((

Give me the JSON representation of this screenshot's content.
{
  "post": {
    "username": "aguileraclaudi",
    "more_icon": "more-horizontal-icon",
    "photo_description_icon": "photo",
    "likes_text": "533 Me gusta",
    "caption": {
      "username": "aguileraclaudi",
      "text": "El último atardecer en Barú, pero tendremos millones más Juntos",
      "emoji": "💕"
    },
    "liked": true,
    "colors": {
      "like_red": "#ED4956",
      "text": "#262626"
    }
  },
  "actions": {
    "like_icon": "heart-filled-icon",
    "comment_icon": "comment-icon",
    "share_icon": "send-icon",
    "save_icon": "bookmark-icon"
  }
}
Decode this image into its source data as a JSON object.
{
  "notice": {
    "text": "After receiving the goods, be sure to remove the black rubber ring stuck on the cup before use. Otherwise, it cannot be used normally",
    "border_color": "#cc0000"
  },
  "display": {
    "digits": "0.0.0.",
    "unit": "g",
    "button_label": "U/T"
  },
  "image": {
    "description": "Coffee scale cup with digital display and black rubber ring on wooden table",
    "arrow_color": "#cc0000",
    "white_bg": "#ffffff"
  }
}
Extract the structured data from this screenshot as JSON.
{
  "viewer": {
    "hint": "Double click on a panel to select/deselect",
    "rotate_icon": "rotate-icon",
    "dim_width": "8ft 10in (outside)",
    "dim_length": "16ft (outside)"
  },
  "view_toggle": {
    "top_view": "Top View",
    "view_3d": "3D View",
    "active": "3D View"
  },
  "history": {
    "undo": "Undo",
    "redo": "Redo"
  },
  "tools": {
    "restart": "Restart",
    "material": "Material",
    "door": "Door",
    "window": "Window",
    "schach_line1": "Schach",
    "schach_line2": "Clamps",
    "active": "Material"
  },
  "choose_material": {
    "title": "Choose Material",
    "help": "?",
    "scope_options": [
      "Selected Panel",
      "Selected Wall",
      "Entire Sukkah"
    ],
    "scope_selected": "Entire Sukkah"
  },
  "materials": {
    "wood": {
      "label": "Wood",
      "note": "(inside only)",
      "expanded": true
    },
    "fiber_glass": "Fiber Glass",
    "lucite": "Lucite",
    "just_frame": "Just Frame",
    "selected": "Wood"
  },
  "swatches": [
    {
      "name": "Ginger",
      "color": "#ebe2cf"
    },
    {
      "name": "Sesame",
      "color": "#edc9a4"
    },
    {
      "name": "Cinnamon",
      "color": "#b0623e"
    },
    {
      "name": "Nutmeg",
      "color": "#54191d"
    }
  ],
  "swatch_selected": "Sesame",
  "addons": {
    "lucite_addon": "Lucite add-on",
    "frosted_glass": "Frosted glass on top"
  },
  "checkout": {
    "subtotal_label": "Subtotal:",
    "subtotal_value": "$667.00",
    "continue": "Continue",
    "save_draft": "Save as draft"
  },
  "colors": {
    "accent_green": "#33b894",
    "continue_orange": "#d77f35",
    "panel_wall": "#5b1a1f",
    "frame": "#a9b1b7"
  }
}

))

PROBLEM TO WORK ON. Your task is to print the whole listing again exactly.

RESULT OF THIS TASK.
Give me the JSON representation of this screenshot's content.
{
  "post": {
    "username": "aguileraclaudi",
    "more_icon": "more-horizontal-icon",
    "photo_description_icon": "photo",
    "likes_text": "533 Me gusta",
    "caption": {
      "username": "aguileraclaudi",
      "text": "El último atardecer en Barú, pero tendremos millones más Juntos",
      "emoji": "💕"
    },
    "liked": true,
    "colors": {
      "like_red": "#ED4956",
      "text": "#262626"
    }
  },
  "actions": {
    "like_icon": "heart-filled-icon",
    "comment_icon": "comment-icon",
    "share_icon": "send-icon",
    "save_icon": "bookmark-icon"
  }
}
Decode this image into its source data as a JSON object.
{
  "notice": {
    "text": "After receiving the goods, be sure to remove the black rubber ring stuck on the cup before use. Otherwise, it cannot be used normally",
    "border_color": "#cc0000"
  },
  "display": {
    "digits": "0.0.0.",
    "unit": "g",
    "button_label": "U/T"
  },
  "image": {
    "description": "Coffee scale cup with digital display and black rubber ring on wooden table",
    "arrow_color": "#cc0000",
    "white_bg": "#ffffff"
  }
}
Extract the structured data from this screenshot as JSON.
{
  "viewer": {
    "hint": "Double click on a panel to select/deselect",
    "rotate_icon": "rotate-icon",
    "dim_width": "8ft 10in (outside)",
    "dim_length": "16ft (outside)"
  },
  "view_toggle": {
    "top_view": "Top View",
    "view_3d": "3D View",
    "active": "3D View"
  },
  "history": {
    "undo": "Undo",
    "redo": "Redo"
  },
  "tools": {
    "restart": "Restart",
    "material": "Material",
    "door": "Door",
    "window": "Window",
    "schach_line1": "Schach",
    "schach_line2": "Clamps",
    "active": "Material"
  },
  "choose_material": {
    "title": "Choose Material",
    "help": "?",
    "scope_options": [
      "Selected Panel",
      "Selected Wall",
      "Entire Sukkah"
    ],
    "scope_selected": "Entire Sukkah"
  },
  "materials": {
    "wood": {
      "label": "Wood",
      "note": "(inside only)",
      "expanded": true
    },
    "fiber_glass": "Fiber Glass",
    "lucite": "Lucite",
    "just_frame": "Just Frame",
    "selected": "Wood"
  },
  "swatches": [
    {
      "name": "Ginger",
      "color": "#ebe2cf"
    },
    {
      "name": "Sesame",
      "color": "#edc9a4"
    },
    {
      "name": "Cinnamon",
      "color": "#b0623e"
    },
    {
      "name": "Nutmeg",
      "color": "#54191d"
    }
  ],
  "swatch_selected": "Sesame",
  "addons": {
    "lucite_addon": "Lucite add-on",
    "frosted_glass": "Frosted glass on top"
  },
  "checkout": {
    "subtotal_label": "Subtotal:",
    "subtotal_value": "$667.00",
    "continue": "Continue",
    "save_draft": "Save as draft"
  },
  "colors": {
    "accent_green": "#33b894",
    "continue_orange": "#d77f35",
    "panel_wall": "#5b1a1f",
    "frame": "#a9b1b7"
  }
}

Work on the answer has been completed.